### Exercise aim
Copy out all the records, word for word.

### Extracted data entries
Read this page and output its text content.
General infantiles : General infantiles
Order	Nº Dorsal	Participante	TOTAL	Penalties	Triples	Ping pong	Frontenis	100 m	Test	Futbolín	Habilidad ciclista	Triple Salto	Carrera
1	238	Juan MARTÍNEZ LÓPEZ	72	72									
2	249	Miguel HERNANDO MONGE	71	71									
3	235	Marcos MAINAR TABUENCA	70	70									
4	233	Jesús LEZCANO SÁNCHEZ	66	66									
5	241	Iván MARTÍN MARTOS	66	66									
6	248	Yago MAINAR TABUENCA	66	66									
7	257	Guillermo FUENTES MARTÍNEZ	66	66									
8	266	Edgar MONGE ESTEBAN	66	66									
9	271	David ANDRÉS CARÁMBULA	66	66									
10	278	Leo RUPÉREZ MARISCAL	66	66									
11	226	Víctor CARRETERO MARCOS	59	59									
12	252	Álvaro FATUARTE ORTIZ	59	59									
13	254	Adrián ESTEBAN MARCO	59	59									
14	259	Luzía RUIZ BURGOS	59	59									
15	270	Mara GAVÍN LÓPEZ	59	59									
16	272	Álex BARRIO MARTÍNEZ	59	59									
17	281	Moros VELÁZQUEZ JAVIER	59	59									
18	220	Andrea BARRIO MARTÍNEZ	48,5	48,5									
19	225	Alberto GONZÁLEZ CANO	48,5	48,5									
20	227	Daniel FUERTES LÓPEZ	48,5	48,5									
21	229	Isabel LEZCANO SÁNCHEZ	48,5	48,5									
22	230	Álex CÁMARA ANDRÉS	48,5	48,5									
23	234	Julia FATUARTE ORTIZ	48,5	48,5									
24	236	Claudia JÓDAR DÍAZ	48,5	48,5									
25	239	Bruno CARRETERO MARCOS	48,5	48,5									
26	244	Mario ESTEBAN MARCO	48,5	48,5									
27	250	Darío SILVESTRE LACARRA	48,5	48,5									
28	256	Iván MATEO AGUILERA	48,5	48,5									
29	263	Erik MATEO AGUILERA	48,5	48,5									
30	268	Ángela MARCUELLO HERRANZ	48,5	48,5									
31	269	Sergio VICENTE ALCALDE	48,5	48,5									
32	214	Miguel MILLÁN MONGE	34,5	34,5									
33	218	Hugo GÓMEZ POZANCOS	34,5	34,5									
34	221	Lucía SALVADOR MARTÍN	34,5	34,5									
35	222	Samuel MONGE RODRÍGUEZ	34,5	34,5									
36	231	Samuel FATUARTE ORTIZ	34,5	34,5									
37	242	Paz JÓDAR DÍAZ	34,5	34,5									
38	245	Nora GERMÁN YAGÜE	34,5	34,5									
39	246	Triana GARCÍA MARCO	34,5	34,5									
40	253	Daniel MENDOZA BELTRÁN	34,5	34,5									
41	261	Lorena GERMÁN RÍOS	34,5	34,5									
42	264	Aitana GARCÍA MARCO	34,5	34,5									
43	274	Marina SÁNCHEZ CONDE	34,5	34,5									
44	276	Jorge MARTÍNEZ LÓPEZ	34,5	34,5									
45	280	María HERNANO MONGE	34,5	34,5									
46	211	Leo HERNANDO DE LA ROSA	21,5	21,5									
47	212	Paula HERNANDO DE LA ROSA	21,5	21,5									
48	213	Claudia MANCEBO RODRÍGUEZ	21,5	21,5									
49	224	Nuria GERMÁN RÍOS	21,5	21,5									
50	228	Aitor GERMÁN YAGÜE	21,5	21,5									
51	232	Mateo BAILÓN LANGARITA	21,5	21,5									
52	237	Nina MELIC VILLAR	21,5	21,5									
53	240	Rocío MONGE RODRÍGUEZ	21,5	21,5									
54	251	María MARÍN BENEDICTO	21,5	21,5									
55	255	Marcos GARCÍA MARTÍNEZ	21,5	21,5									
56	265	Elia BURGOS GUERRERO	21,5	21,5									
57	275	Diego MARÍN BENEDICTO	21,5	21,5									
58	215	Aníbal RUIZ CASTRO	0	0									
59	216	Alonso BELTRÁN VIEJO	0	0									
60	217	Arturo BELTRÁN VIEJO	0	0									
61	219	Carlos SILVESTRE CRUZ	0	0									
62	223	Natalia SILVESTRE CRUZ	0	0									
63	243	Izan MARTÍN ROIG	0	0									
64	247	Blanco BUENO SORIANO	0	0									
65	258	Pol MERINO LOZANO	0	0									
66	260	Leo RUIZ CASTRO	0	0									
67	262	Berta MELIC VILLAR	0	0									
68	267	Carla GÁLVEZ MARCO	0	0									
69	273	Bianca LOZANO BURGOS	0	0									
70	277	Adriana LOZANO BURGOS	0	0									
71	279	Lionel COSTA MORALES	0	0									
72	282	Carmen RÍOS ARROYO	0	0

### Response to the task
Read this page and output its text content.
General infantiles : General infantiles
Order	Nº Dorsal	Participante	TOTAL	Penalties	Triples	Ping pong	Frontenis	100 m	Test	Futbolín	Habilidad ciclista	Triple Salto	Carrera
1	238	Juan MARTÍNEZ LÓPEZ	72	72									
2	249	Miguel HERNANDO MONGE	71	71									
3	235	Marcos MAINAR TABUENCA	70	70									
4	233	Jesús LEZCANO SÁNCHEZ	66	66									
5	241	Iván MARTÍN MARTOS	66	66									
6	248	Yago MAINAR TABUENCA	66	66									
7	257	Guillermo FUENTES MARTÍNEZ	66	66									
8	266	Edgar MONGE ESTEBAN	66	66									
9	271	David ANDRÉS CARÁMBULA	66	66									
10	278	Leo RUPÉREZ MARISCAL	66	66									
11	226	Víctor CARRETERO MARCOS	59	59									
12	252	Álvaro FATUARTE ORTIZ	59	59									
13	254	Adrián ESTEBAN MARCO	59	59									
14	259	Luzía RUIZ BURGOS	59	59									
15	270	Mara GAVÍN LÓPEZ	59	59									
16	272	Álex BARRIO MARTÍNEZ	59	59									
17	281	Moros VELÁZQUEZ JAVIER	59	59									
18	220	Andrea BARRIO MARTÍNEZ	48,5	48,5									
19	225	Alberto GONZÁLEZ CANO	48,5	48,5									
20	227	Daniel FUERTES LÓPEZ	48,5	48,5									
21	229	Isabel LEZCANO SÁNCHEZ	48,5	48,5									
22	230	Álex CÁMARA ANDRÉS	48,5	48,5									
23	234	Julia FATUARTE ORTIZ	48,5	48,5									
24	236	Claudia JÓDAR DÍAZ	48,5	48,5									
25	239	Bruno CARRETERO MARCOS	48,5	48,5									
26	244	Mario ESTEBAN MARCO	48,5	48,5									
27	250	Darío SILVESTRE LACARRA	48,5	48,5									
28	256	Iván MATEO AGUILERA	48,5	48,5									
29	263	Erik MATEO AGUILERA	48,5	48,5									
30	268	Ángela MARCUELLO HERRANZ	48,5	48,5									
31	269	Sergio VICENTE ALCALDE	48,5	48,5									
32	214	Miguel MILLÁN MONGE	34,5	34,5									
33	218	Hugo GÓMEZ POZANCOS	34,5	34,5									
34	221	Lucía SALVADOR MARTÍN	34,5	34,5									
35	222	Samuel MONGE RODRÍGUEZ	34,5	34,5									
36	231	Samuel FATUARTE ORTIZ	34,5	34,5									
37	242	Paz JÓDAR DÍAZ	34,5	34,5									
38	245	Nora GERMÁN YAGÜE	34,5	34,5									
39	246	Triana GARCÍA MARCO	34,5	34,5									
40	253	Daniel MENDOZA BELTRÁN	34,5	34,5									
41	261	Lorena GERMÁN RÍOS	34,5	34,5									
42	264	Aitana GARCÍA MARCO	34,5	34,5									
43	274	Marina SÁNCHEZ CONDE	34,5	34,5									
44	276	Jorge MARTÍNEZ LÓPEZ	34,5	34,5									
45	280	María HERNANO MONGE	34,5	34,5									
46	211	Leo HERNANDO DE LA ROSA	21,5	21,5									
47	212	Paula HERNANDO DE LA ROSA	21,5	21,5									
48	213	Claudia MANCEBO RODRÍGUEZ	21,5	21,5									
49	224	Nuria GERMÁN RÍOS	21,5	21,5									
50	228	Aitor GERMÁN YAGÜE	21,5	21,5									
51	232	Mateo BAILÓN LANGARITA	21,5	21,5									
52	237	Nina MELIC VILLAR	21,5	21,5									
53	240	Rocío MONGE RODRÍGUEZ	21,5	21,5									
54	251	María MARÍN BENEDICTO	21,5	21,5									
55	255	Marcos GARCÍA MARTÍNEZ	21,5	21,5									
56	265	Elia BURGOS GUERRERO	21,5	21,5									
57	275	Diego MARÍN BENEDICTO	21,5	21,5									
58	215	Aníbal RUIZ CASTRO	0	0									
59	216	Alonso BELTRÁN VIEJO	0	0									
60	217	Arturo BELTRÁN VIEJO	0	0									
61	219	Carlos SILVESTRE CRUZ	0	0									
62	223	Natalia SILVESTRE CRUZ	0	0									
63	243	Izan MARTÍN ROIG	0	0									
64	247	Blanco BUENO SORIANO	0	0									
65	258	Pol MERINO LOZANO	0	0									
66	260	Leo RUIZ CASTRO	0	0									
67	262	Berta MELIC VILLAR	0	0									
68	267	Carla GÁLVEZ MARCO	0	0									
69	273	Bianca LOZANO BURGOS	0	0									
70	277	Adriana LOZANO BURGOS	0	0									
71	279	Lionel COSTA MORALES	0	0									
72	282	Carmen RÍOS ARROYO	0	0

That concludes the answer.